*Source material*

• • •

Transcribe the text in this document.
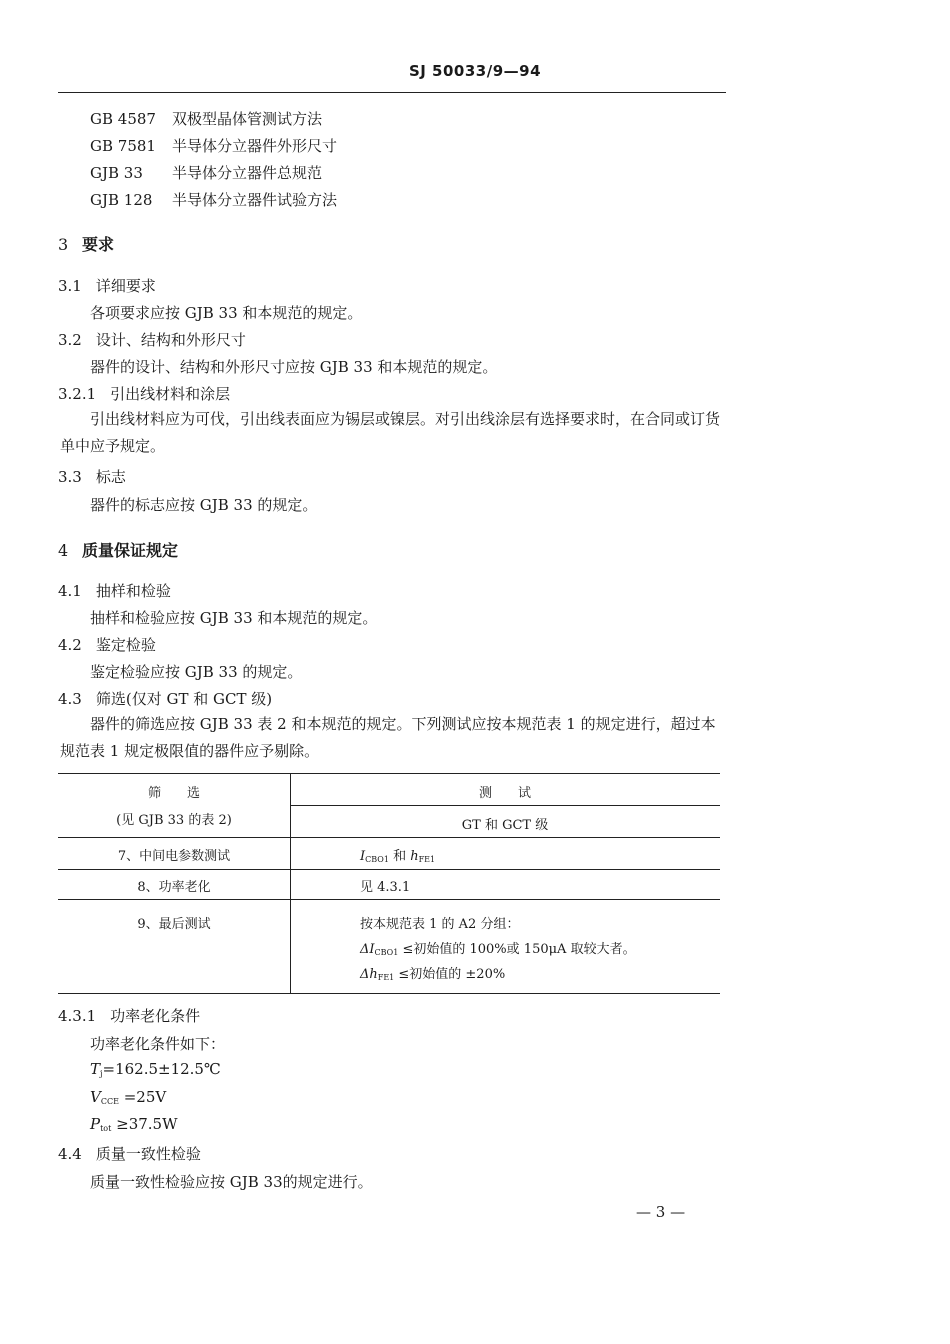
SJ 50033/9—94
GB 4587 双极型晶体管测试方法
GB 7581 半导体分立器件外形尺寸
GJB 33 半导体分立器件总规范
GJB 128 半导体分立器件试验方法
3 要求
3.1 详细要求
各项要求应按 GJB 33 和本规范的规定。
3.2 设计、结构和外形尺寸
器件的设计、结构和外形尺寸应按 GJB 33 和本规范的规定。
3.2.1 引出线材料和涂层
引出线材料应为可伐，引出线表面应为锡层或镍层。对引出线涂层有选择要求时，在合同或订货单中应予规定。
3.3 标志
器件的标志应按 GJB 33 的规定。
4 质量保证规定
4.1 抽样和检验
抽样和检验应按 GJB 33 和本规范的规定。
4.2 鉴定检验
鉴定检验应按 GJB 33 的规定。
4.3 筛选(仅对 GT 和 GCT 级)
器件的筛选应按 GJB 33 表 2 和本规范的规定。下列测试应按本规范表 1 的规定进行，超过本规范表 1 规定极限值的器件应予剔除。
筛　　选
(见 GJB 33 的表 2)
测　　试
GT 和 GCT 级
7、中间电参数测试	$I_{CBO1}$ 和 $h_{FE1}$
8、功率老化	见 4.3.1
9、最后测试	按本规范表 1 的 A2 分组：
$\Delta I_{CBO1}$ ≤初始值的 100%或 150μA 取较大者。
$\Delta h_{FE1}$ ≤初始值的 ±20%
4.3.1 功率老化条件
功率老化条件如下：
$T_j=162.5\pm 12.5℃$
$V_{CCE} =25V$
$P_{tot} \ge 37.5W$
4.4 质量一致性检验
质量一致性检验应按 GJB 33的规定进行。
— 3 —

• • •

Select the lines in this material that hold the word "初始值的", leaving none out.

$\Delta I_{CBO1}$ ≤初始值的 100%或 150μA 取较大者。
$\Delta h_{FE1}$ ≤初始值的 ±20%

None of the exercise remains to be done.